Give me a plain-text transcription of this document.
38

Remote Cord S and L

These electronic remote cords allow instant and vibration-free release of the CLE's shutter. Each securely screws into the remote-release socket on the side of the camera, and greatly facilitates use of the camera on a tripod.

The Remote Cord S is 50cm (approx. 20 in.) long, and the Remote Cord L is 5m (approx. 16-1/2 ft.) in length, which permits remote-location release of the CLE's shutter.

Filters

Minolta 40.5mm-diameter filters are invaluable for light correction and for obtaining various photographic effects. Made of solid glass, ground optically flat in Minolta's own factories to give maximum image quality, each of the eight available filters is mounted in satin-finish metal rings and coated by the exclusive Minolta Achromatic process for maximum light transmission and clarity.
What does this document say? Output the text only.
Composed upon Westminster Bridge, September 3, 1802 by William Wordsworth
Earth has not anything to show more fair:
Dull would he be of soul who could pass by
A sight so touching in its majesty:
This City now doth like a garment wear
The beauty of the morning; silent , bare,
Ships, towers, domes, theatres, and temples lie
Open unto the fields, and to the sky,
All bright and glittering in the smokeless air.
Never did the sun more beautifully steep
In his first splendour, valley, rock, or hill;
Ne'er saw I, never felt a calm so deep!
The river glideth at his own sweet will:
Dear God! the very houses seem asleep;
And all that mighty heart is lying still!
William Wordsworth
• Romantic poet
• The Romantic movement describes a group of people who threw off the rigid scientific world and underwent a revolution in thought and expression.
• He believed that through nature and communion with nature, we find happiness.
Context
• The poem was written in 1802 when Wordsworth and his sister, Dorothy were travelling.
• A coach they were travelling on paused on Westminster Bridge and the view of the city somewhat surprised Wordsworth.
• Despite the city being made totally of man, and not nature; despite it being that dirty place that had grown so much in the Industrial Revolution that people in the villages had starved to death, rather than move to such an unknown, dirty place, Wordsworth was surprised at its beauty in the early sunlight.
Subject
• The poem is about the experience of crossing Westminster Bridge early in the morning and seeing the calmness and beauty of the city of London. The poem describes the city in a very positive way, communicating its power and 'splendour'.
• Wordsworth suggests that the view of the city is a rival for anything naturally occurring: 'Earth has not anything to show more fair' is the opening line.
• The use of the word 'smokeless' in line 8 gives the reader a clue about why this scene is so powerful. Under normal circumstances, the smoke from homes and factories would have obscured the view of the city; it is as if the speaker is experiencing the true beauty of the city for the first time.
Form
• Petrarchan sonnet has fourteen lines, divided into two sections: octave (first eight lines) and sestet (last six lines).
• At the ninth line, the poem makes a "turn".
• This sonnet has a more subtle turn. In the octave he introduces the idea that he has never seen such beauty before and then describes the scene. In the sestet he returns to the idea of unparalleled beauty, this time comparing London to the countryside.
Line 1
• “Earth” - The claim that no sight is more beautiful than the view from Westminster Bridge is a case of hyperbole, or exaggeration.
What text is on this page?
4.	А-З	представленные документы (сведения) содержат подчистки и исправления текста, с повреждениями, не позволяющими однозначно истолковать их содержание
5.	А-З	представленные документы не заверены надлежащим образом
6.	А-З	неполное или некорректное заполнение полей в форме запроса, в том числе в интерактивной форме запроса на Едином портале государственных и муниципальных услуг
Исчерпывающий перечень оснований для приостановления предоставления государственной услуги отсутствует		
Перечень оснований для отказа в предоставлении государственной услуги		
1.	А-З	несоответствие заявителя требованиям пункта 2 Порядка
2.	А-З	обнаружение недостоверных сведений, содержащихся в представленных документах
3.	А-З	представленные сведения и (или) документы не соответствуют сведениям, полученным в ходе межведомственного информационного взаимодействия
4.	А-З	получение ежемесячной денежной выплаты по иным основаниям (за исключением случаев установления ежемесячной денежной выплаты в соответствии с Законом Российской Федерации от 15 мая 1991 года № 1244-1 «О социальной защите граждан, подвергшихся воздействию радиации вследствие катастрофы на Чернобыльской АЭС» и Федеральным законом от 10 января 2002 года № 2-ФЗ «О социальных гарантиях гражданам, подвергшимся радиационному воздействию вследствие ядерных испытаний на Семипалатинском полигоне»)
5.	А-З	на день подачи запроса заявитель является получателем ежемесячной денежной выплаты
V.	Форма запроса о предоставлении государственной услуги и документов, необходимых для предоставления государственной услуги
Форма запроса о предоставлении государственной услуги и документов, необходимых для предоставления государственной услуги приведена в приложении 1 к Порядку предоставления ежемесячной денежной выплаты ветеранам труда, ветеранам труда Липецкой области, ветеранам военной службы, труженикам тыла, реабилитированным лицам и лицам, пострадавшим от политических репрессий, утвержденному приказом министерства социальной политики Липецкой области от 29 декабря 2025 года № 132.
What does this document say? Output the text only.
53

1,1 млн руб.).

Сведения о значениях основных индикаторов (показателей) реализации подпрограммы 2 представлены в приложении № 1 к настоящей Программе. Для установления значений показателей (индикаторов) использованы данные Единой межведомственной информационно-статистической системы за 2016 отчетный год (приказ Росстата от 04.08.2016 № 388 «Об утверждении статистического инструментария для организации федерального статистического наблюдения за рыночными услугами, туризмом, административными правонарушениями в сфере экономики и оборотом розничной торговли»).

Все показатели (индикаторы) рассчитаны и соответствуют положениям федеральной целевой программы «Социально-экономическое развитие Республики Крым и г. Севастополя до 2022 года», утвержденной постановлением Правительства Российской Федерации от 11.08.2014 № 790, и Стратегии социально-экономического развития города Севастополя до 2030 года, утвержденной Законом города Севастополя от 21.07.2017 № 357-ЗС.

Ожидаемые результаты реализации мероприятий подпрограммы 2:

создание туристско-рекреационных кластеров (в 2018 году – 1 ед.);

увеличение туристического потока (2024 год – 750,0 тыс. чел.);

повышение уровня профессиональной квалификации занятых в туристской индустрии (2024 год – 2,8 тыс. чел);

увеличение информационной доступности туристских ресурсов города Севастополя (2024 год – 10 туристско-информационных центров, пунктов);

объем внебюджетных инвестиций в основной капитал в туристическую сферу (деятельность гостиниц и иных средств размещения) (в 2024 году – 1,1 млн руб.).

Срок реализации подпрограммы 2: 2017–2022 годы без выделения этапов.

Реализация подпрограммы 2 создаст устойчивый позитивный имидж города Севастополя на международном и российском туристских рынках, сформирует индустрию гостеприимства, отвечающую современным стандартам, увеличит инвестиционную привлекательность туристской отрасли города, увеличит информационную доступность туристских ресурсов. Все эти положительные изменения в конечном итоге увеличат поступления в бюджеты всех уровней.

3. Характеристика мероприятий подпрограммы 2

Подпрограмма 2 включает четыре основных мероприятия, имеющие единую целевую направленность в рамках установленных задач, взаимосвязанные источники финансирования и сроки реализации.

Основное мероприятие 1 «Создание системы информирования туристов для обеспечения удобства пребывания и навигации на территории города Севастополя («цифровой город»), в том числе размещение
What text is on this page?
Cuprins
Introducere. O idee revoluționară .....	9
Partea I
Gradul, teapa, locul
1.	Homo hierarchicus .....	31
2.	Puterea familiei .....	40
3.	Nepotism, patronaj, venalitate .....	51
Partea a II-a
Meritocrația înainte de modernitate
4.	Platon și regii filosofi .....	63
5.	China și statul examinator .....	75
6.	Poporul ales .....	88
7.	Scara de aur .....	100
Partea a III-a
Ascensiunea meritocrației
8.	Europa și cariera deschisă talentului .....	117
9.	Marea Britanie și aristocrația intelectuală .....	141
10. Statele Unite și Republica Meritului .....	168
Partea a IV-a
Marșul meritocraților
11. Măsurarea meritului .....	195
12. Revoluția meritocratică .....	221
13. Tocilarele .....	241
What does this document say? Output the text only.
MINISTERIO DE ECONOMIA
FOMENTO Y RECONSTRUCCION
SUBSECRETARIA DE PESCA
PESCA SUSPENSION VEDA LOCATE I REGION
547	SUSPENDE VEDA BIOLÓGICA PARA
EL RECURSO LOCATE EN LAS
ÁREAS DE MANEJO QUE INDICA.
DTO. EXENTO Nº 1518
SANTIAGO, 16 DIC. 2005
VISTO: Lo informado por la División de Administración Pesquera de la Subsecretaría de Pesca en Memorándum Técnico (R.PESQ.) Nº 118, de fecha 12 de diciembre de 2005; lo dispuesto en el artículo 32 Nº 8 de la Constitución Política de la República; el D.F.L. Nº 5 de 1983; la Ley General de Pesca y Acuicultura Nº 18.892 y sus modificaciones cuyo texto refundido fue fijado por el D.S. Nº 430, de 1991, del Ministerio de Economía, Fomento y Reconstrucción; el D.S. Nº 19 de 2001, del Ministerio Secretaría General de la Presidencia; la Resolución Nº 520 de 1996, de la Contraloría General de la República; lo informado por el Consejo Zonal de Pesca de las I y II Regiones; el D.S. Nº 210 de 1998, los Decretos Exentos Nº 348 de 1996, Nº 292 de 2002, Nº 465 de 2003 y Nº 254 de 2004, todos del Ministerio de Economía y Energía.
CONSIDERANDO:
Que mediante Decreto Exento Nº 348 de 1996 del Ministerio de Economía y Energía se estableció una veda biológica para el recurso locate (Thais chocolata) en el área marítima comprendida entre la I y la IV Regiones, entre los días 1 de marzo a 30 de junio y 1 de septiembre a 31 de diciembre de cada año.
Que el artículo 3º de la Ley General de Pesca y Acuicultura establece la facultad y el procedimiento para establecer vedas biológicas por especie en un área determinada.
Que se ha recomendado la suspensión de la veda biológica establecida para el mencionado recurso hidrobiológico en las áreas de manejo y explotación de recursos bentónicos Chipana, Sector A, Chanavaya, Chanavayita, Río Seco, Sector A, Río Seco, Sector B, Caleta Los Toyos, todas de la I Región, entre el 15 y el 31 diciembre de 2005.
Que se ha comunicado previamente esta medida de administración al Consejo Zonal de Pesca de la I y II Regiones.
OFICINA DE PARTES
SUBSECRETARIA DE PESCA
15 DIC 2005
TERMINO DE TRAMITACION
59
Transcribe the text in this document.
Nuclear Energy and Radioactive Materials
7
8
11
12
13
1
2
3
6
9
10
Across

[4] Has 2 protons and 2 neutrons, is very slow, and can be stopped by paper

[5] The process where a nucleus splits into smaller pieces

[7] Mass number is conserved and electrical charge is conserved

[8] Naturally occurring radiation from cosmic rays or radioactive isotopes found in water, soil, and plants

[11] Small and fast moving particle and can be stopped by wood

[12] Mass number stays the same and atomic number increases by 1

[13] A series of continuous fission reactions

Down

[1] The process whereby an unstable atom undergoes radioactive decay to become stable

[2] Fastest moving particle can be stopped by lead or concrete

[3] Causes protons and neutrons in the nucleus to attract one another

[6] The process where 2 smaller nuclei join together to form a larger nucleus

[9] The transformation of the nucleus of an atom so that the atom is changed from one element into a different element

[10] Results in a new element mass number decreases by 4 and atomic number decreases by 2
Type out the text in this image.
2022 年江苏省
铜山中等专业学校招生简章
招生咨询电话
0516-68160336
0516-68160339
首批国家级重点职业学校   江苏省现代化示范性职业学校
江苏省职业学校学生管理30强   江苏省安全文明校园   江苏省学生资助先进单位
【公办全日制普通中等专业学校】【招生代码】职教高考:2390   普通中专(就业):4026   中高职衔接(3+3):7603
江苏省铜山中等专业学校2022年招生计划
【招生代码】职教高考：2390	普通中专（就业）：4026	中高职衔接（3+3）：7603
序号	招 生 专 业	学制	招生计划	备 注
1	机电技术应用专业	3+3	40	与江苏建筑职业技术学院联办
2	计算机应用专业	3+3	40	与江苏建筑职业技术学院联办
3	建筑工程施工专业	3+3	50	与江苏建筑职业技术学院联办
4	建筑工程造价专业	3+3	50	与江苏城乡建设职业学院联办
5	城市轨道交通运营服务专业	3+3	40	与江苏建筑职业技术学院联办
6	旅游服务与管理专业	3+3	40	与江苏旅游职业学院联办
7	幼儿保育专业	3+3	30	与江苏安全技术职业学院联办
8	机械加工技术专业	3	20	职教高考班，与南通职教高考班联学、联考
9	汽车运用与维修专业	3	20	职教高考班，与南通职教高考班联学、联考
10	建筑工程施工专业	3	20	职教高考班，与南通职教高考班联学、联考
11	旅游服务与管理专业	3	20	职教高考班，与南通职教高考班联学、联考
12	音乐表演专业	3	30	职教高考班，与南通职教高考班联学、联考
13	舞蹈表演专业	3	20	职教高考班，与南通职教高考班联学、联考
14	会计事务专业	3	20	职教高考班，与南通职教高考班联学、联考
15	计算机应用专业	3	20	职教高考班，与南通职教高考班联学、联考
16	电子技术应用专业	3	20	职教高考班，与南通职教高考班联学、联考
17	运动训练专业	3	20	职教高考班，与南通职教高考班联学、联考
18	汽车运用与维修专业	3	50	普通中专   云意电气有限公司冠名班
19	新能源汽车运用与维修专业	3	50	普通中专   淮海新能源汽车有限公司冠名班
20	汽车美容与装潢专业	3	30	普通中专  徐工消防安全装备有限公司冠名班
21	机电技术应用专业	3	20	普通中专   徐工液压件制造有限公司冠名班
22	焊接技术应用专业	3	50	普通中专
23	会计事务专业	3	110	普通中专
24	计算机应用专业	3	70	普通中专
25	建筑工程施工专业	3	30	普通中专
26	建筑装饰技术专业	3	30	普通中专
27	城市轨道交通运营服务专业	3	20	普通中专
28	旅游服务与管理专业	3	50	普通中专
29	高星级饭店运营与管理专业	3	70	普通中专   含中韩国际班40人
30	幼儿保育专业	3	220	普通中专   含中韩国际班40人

◆ ◆ ◆ ◆

:: SET PROBLEM ::
Work out how many lines of the data above contain the string "ежемесячной" and give the number alone.

:: RESULT OF THIS TASK ::
3